• TASK TO COMPLETE: Using the material below, work out how many lines contain "Privacy". Only the number is wanted.

• STUDY MATERIAL:
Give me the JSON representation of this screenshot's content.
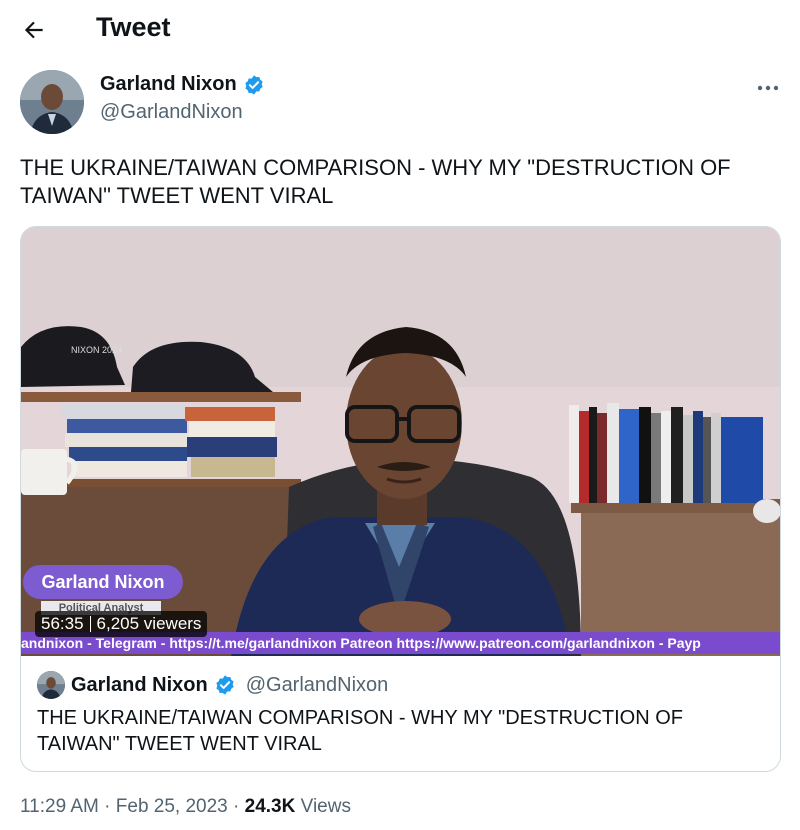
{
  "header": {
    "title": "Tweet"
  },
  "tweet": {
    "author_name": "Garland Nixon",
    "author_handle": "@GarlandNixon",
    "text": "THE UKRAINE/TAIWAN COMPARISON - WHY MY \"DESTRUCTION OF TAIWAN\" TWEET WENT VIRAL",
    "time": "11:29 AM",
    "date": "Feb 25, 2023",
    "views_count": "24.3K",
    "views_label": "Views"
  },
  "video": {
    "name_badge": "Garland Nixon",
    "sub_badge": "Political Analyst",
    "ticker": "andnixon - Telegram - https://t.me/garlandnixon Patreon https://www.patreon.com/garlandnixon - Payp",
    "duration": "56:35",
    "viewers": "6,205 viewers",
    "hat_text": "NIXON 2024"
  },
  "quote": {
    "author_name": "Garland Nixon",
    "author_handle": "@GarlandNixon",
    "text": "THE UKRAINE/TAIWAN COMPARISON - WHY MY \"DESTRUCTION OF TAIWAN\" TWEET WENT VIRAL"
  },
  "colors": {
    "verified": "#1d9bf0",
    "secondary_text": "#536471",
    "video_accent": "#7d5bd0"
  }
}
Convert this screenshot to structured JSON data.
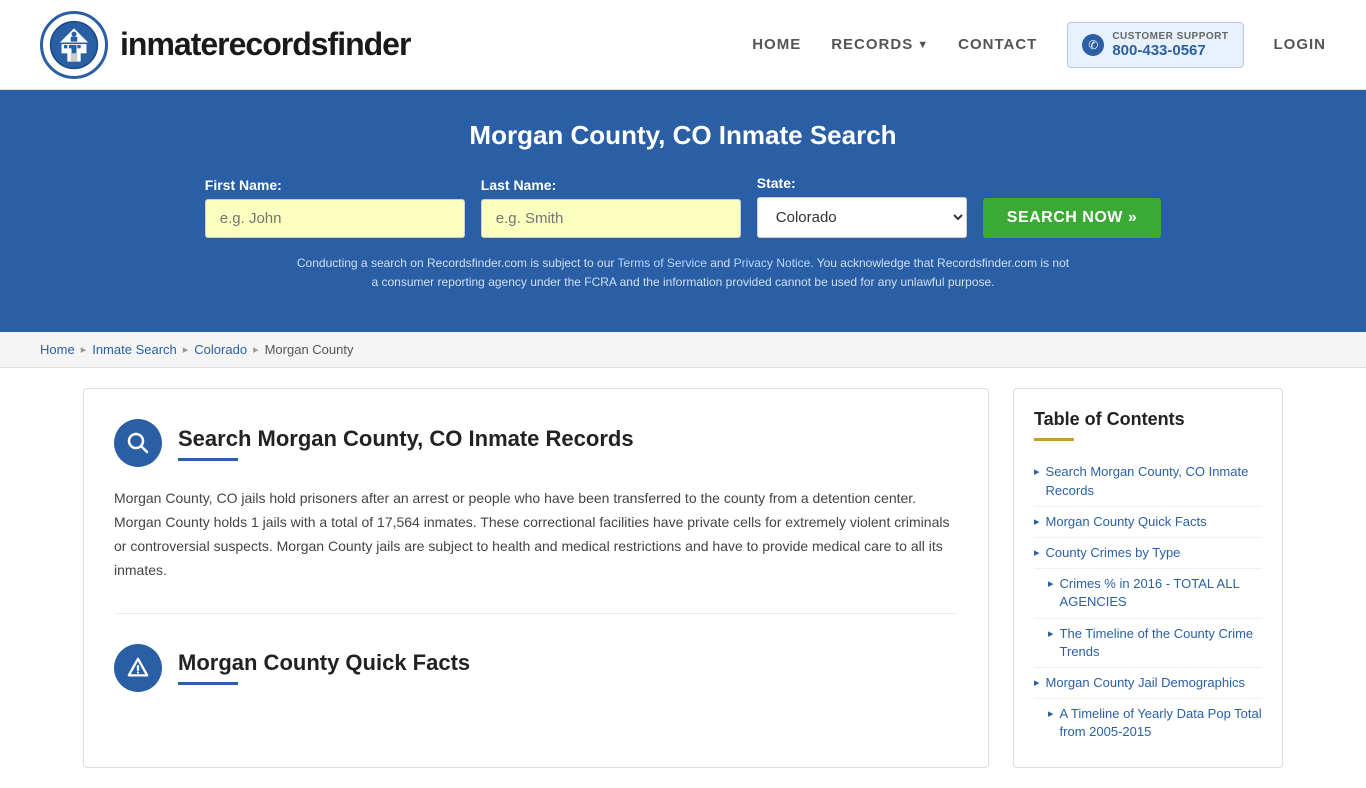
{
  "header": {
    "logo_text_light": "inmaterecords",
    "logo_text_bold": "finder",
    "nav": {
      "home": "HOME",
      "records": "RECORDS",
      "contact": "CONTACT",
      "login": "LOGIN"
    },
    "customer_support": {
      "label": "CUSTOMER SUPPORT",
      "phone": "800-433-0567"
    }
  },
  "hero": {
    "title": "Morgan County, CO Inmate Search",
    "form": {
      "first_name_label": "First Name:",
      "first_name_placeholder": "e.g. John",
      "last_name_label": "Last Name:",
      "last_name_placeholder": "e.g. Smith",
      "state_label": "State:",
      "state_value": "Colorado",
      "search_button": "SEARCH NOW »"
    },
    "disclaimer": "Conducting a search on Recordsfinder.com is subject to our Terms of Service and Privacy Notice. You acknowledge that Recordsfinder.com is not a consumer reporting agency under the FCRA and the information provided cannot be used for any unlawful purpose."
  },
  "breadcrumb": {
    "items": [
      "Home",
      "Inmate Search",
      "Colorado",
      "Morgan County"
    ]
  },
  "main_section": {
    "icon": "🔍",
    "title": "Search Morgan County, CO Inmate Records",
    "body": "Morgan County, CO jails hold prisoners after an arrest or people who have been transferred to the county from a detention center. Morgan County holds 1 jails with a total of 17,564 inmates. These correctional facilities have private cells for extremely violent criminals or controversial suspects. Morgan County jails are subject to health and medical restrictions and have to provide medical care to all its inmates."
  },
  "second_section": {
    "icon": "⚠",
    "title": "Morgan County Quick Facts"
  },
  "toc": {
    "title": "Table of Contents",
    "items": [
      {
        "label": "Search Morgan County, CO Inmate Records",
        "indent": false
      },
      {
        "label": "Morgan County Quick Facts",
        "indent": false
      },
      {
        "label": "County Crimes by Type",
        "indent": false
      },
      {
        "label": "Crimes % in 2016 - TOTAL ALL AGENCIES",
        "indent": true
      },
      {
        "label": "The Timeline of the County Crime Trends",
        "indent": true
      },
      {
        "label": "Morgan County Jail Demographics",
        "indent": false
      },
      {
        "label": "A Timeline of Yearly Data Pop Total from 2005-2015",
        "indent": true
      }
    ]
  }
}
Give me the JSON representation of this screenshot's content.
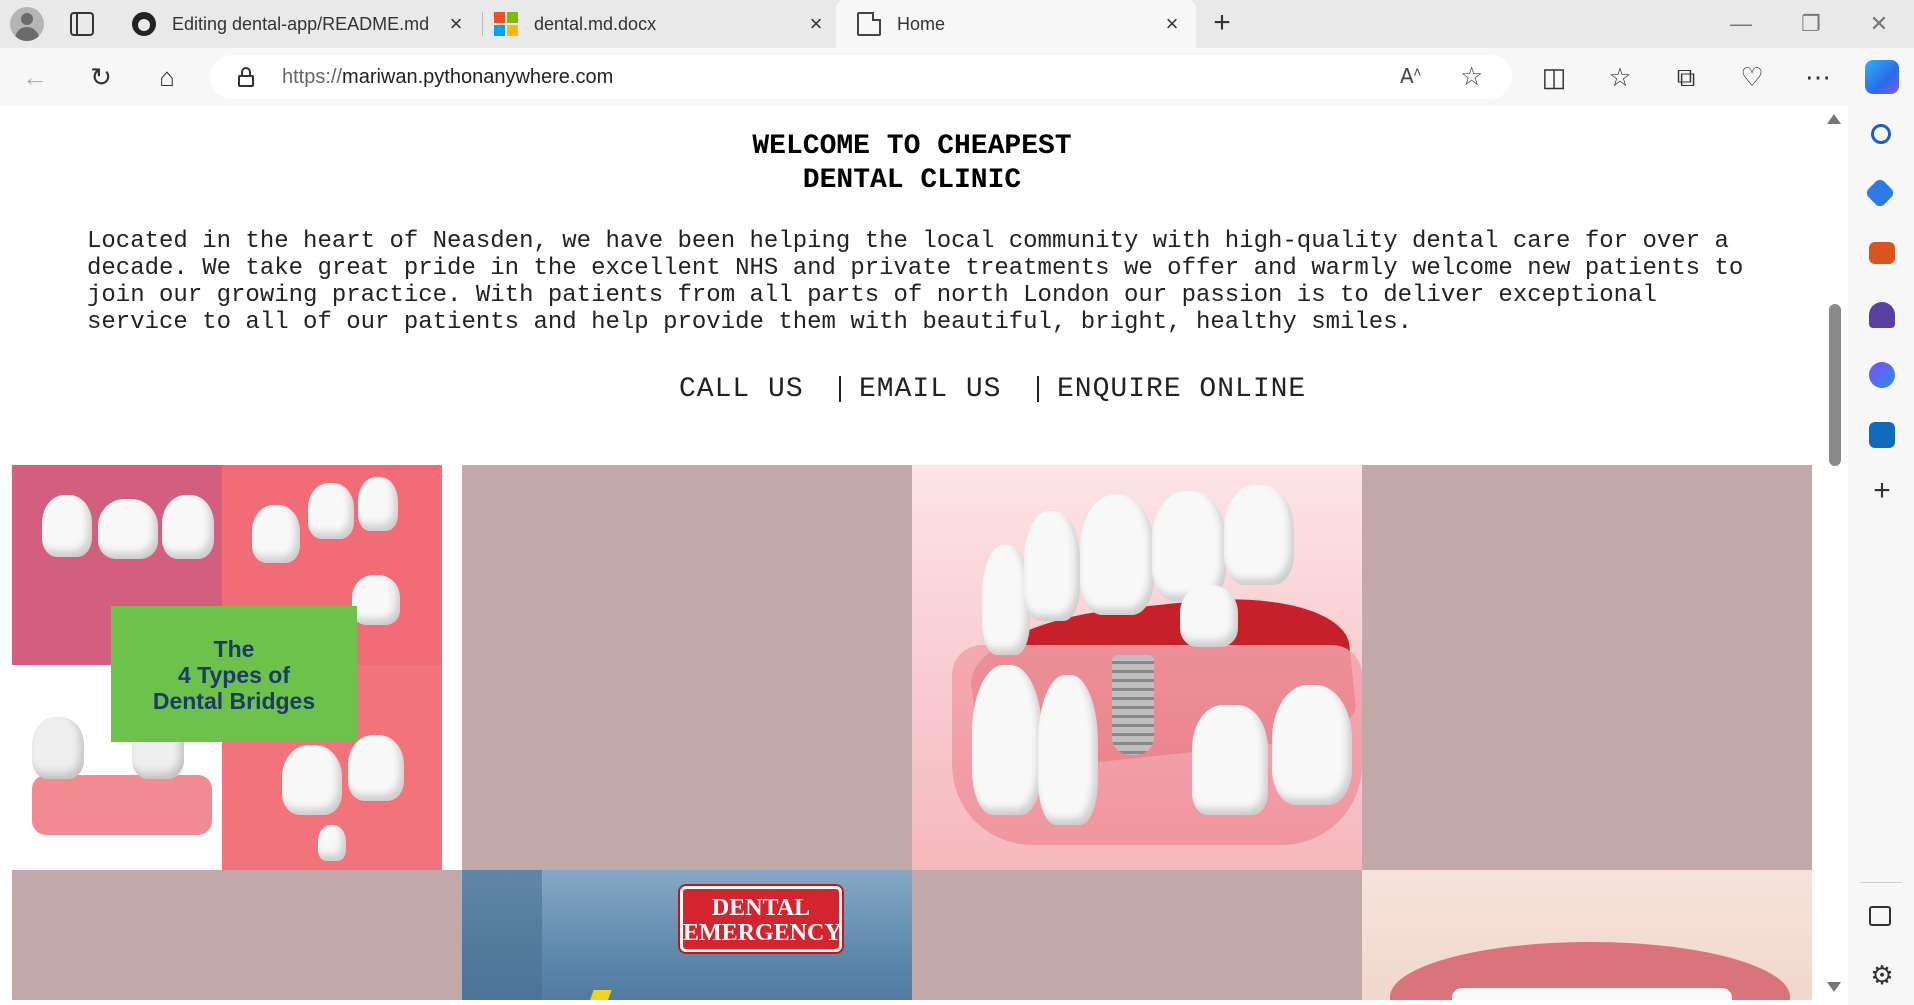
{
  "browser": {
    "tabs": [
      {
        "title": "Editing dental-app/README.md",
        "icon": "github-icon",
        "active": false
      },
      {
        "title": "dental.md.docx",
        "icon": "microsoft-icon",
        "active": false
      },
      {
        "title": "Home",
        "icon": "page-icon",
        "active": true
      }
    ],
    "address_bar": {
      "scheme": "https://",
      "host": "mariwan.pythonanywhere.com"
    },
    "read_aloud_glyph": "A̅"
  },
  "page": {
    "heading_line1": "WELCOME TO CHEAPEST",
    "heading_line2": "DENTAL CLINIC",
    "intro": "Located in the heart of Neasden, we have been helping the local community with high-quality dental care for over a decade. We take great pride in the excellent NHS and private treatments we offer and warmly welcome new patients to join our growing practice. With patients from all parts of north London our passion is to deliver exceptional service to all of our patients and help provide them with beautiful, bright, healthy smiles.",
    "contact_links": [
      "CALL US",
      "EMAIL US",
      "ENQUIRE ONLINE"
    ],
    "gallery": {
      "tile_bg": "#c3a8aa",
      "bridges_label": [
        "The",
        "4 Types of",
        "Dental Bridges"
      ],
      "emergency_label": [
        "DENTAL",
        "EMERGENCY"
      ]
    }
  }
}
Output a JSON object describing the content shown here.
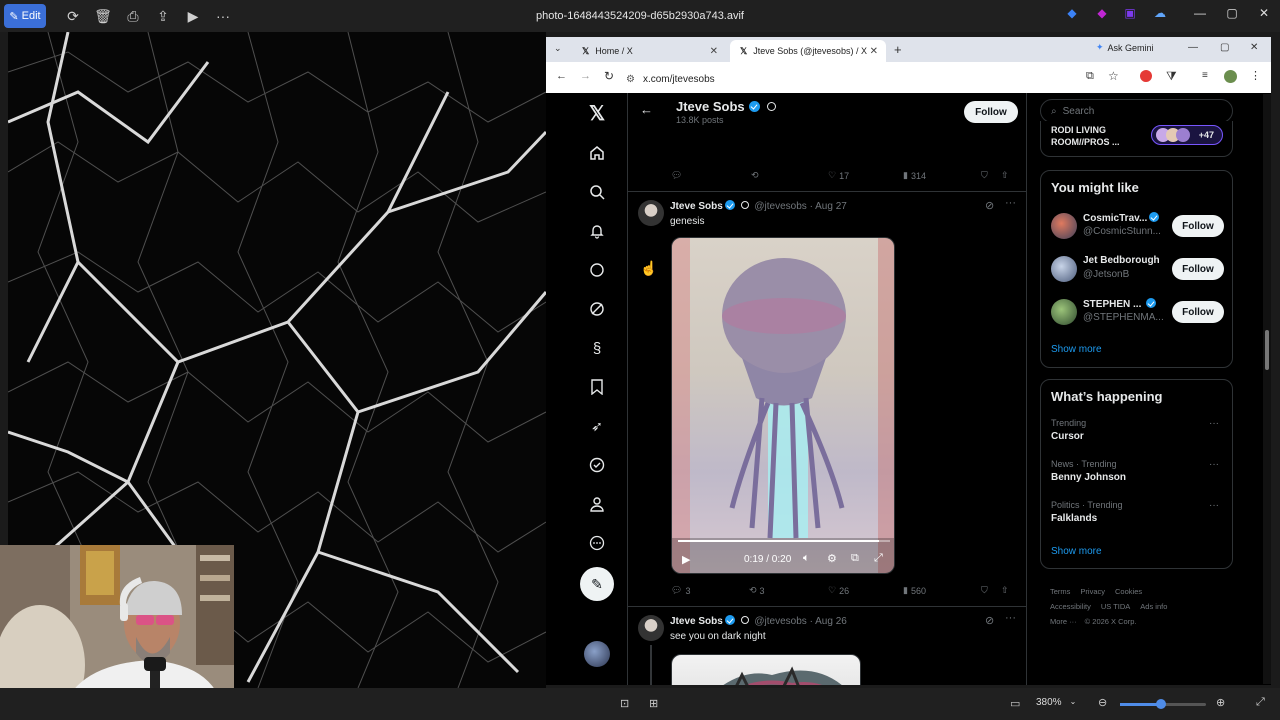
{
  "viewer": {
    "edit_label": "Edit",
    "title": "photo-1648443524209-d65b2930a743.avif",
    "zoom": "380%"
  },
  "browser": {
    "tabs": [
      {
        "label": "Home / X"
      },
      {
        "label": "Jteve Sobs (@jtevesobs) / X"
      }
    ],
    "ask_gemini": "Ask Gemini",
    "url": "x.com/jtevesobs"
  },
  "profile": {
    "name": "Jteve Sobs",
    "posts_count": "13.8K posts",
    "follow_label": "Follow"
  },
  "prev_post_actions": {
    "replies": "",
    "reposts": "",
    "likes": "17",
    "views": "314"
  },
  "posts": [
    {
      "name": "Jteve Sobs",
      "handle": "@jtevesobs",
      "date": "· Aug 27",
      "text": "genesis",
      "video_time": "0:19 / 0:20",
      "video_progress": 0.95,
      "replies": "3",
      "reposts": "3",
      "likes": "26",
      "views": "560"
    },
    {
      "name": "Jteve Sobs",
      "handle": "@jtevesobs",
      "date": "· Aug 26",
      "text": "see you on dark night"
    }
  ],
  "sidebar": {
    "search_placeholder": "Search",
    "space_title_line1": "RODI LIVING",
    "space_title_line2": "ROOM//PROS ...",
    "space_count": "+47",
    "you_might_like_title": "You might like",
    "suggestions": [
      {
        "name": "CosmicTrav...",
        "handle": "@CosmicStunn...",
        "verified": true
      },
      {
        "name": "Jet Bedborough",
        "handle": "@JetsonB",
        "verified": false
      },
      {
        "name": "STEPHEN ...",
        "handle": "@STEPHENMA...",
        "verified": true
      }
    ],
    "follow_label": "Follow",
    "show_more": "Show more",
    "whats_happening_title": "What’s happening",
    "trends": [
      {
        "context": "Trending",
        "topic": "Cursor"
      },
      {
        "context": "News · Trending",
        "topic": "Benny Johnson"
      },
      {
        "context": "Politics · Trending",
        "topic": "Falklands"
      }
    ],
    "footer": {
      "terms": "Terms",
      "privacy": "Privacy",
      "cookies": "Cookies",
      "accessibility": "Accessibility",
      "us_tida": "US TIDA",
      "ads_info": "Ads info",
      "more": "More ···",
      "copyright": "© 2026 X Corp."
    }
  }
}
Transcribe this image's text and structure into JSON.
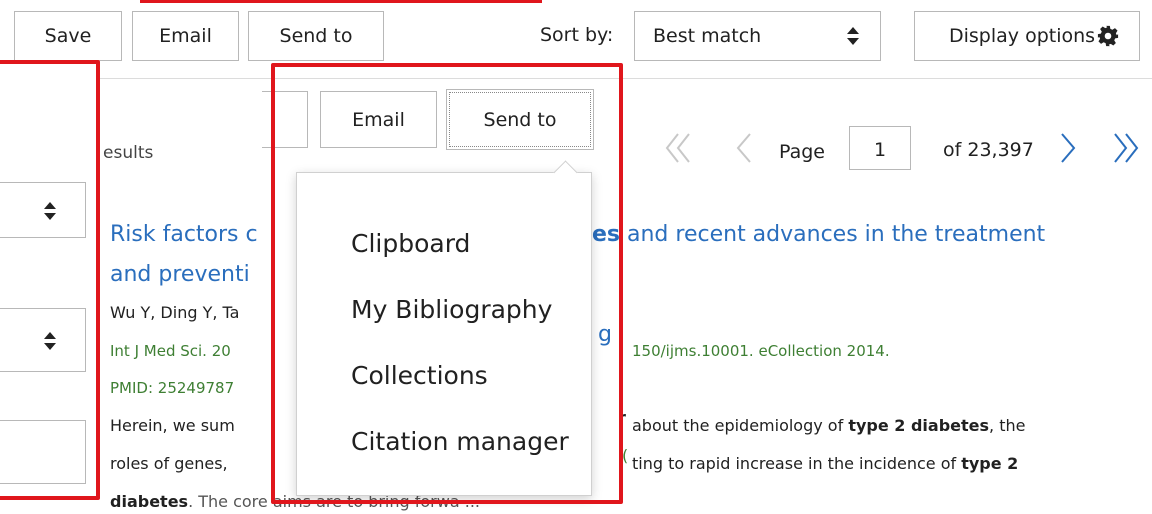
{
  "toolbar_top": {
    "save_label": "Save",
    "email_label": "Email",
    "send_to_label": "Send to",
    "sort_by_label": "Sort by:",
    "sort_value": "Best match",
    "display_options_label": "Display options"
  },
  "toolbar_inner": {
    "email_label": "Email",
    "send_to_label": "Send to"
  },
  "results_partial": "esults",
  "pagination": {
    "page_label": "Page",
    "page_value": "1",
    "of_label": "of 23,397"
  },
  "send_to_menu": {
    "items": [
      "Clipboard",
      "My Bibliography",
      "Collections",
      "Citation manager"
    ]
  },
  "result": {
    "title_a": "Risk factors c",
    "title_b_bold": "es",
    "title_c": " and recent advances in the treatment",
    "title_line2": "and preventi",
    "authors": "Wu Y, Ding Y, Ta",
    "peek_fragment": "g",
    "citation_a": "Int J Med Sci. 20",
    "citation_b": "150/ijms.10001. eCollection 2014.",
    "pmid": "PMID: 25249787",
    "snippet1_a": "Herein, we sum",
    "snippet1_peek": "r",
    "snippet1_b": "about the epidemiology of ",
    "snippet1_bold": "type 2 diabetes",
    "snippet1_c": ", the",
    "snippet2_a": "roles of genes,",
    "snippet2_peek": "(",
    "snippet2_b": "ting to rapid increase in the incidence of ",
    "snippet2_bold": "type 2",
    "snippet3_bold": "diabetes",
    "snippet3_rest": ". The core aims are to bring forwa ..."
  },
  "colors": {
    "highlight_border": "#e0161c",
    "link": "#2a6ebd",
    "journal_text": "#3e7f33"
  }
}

• WRITTEN ANSWER: 2